§ **Goal of the exercise**: Extract every line below, verbatim.

§ **Input data**:
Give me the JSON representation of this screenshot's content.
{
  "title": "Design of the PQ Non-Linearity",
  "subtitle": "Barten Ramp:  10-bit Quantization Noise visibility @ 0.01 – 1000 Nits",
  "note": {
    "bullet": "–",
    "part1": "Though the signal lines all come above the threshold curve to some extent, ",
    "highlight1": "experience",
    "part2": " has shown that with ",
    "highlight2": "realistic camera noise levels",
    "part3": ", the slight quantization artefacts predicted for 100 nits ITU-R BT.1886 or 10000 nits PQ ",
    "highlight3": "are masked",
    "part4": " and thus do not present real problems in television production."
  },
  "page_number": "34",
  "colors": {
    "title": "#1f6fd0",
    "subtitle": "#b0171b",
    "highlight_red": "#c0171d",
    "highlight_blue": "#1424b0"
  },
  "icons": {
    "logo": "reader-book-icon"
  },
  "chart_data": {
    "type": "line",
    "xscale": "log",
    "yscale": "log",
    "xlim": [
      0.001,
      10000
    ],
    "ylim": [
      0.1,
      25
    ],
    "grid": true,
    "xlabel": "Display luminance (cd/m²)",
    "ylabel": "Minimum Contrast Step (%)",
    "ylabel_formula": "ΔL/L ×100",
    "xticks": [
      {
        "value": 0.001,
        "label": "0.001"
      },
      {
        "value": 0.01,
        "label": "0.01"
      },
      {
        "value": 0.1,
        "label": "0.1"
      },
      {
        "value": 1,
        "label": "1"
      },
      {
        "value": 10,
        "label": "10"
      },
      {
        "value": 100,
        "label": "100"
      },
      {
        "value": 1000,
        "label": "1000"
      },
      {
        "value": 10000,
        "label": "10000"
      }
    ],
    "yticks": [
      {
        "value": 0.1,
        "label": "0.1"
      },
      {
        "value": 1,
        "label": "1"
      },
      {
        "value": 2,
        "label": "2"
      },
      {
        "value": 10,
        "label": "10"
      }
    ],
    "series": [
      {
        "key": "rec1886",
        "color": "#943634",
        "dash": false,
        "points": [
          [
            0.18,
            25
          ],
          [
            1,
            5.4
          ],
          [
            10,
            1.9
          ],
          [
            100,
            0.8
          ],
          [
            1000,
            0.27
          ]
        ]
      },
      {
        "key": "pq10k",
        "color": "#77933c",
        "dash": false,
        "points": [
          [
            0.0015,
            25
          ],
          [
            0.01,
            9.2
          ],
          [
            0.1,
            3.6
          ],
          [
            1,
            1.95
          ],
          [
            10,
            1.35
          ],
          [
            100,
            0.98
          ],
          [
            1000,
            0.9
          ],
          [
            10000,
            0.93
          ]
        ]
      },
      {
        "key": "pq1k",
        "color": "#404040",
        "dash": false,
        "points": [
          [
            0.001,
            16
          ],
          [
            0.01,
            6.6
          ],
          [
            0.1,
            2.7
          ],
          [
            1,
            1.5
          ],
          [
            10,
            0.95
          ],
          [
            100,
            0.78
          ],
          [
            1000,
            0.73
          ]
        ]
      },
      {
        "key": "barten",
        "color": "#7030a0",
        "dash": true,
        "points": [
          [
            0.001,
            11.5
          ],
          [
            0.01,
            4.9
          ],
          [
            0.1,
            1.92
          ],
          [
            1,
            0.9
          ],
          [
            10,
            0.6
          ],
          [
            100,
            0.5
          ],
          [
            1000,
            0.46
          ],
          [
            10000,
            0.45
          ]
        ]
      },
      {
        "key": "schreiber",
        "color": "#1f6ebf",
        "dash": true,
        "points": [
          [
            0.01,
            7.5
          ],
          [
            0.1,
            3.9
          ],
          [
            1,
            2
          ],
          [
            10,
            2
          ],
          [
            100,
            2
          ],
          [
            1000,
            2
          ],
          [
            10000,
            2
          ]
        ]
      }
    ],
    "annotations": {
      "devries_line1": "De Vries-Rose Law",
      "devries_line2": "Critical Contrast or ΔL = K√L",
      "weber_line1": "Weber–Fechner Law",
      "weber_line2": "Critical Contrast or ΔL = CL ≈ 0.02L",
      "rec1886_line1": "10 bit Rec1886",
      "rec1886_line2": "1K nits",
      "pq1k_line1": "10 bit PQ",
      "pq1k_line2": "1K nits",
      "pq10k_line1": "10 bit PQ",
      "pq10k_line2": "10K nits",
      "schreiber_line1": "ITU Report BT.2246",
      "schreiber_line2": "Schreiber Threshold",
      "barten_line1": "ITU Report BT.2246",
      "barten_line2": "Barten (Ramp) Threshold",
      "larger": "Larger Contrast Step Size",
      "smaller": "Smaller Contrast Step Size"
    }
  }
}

§ **Final result**:
Give me the JSON representation of this screenshot's content.
{
  "title": "Design of the PQ Non-Linearity",
  "subtitle": "Barten Ramp:  10-bit Quantization Noise visibility @ 0.01 – 1000 Nits",
  "note": {
    "bullet": "–",
    "part1": "Though the signal lines all come above the threshold curve to some extent, ",
    "highlight1": "experience",
    "part2": " has shown that with ",
    "highlight2": "realistic camera noise levels",
    "part3": ", the slight quantization artefacts predicted for 100 nits ITU-R BT.1886 or 10000 nits PQ ",
    "highlight3": "are masked",
    "part4": " and thus do not present real problems in television production."
  },
  "page_number": "34",
  "colors": {
    "title": "#1f6fd0",
    "subtitle": "#b0171b",
    "highlight_red": "#c0171d",
    "highlight_blue": "#1424b0"
  },
  "icons": {
    "logo": "reader-book-icon"
  },
  "chart_data": {
    "type": "line",
    "xscale": "log",
    "yscale": "log",
    "xlim": [
      0.001,
      10000
    ],
    "ylim": [
      0.1,
      25
    ],
    "grid": true,
    "xlabel": "Display luminance (cd/m²)",
    "ylabel": "Minimum Contrast Step (%)",
    "ylabel_formula": "ΔL/L ×100",
    "xticks": [
      {
        "value": 0.001,
        "label": "0.001"
      },
      {
        "value": 0.01,
        "label": "0.01"
      },
      {
        "value": 0.1,
        "label": "0.1"
      },
      {
        "value": 1,
        "label": "1"
      },
      {
        "value": 10,
        "label": "10"
      },
      {
        "value": 100,
        "label": "100"
      },
      {
        "value": 1000,
        "label": "1000"
      },
      {
        "value": 10000,
        "label": "10000"
      }
    ],
    "yticks": [
      {
        "value": 0.1,
        "label": "0.1"
      },
      {
        "value": 1,
        "label": "1"
      },
      {
        "value": 2,
        "label": "2"
      },
      {
        "value": 10,
        "label": "10"
      }
    ],
    "series": [
      {
        "key": "rec1886",
        "color": "#943634",
        "dash": false,
        "points": [
          [
            0.18,
            25
          ],
          [
            1,
            5.4
          ],
          [
            10,
            1.9
          ],
          [
            100,
            0.8
          ],
          [
            1000,
            0.27
          ]
        ]
      },
      {
        "key": "pq10k",
        "color": "#77933c",
        "dash": false,
        "points": [
          [
            0.0015,
            25
          ],
          [
            0.01,
            9.2
          ],
          [
            0.1,
            3.6
          ],
          [
            1,
            1.95
          ],
          [
            10,
            1.35
          ],
          [
            100,
            0.98
          ],
          [
            1000,
            0.9
          ],
          [
            10000,
            0.93
          ]
        ]
      },
      {
        "key": "pq1k",
        "color": "#404040",
        "dash": false,
        "points": [
          [
            0.001,
            16
          ],
          [
            0.01,
            6.6
          ],
          [
            0.1,
            2.7
          ],
          [
            1,
            1.5
          ],
          [
            10,
            0.95
          ],
          [
            100,
            0.78
          ],
          [
            1000,
            0.73
          ]
        ]
      },
      {
        "key": "barten",
        "color": "#7030a0",
        "dash": true,
        "points": [
          [
            0.001,
            11.5
          ],
          [
            0.01,
            4.9
          ],
          [
            0.1,
            1.92
          ],
          [
            1,
            0.9
          ],
          [
            10,
            0.6
          ],
          [
            100,
            0.5
          ],
          [
            1000,
            0.46
          ],
          [
            10000,
            0.45
          ]
        ]
      },
      {
        "key": "schreiber",
        "color": "#1f6ebf",
        "dash": true,
        "points": [
          [
            0.01,
            7.5
          ],
          [
            0.1,
            3.9
          ],
          [
            1,
            2
          ],
          [
            10,
            2
          ],
          [
            100,
            2
          ],
          [
            1000,
            2
          ],
          [
            10000,
            2
          ]
        ]
      }
    ],
    "annotations": {
      "devries_line1": "De Vries-Rose Law",
      "devries_line2": "Critical Contrast or ΔL = K√L",
      "weber_line1": "Weber–Fechner Law",
      "weber_line2": "Critical Contrast or ΔL = CL ≈ 0.02L",
      "rec1886_line1": "10 bit Rec1886",
      "rec1886_line2": "1K nits",
      "pq1k_line1": "10 bit PQ",
      "pq1k_line2": "1K nits",
      "pq10k_line1": "10 bit PQ",
      "pq10k_line2": "10K nits",
      "schreiber_line1": "ITU Report BT.2246",
      "schreiber_line2": "Schreiber Threshold",
      "barten_line1": "ITU Report BT.2246",
      "barten_line2": "Barten (Ramp) Threshold",
      "larger": "Larger Contrast Step Size",
      "smaller": "Smaller Contrast Step Size"
    }
  }
}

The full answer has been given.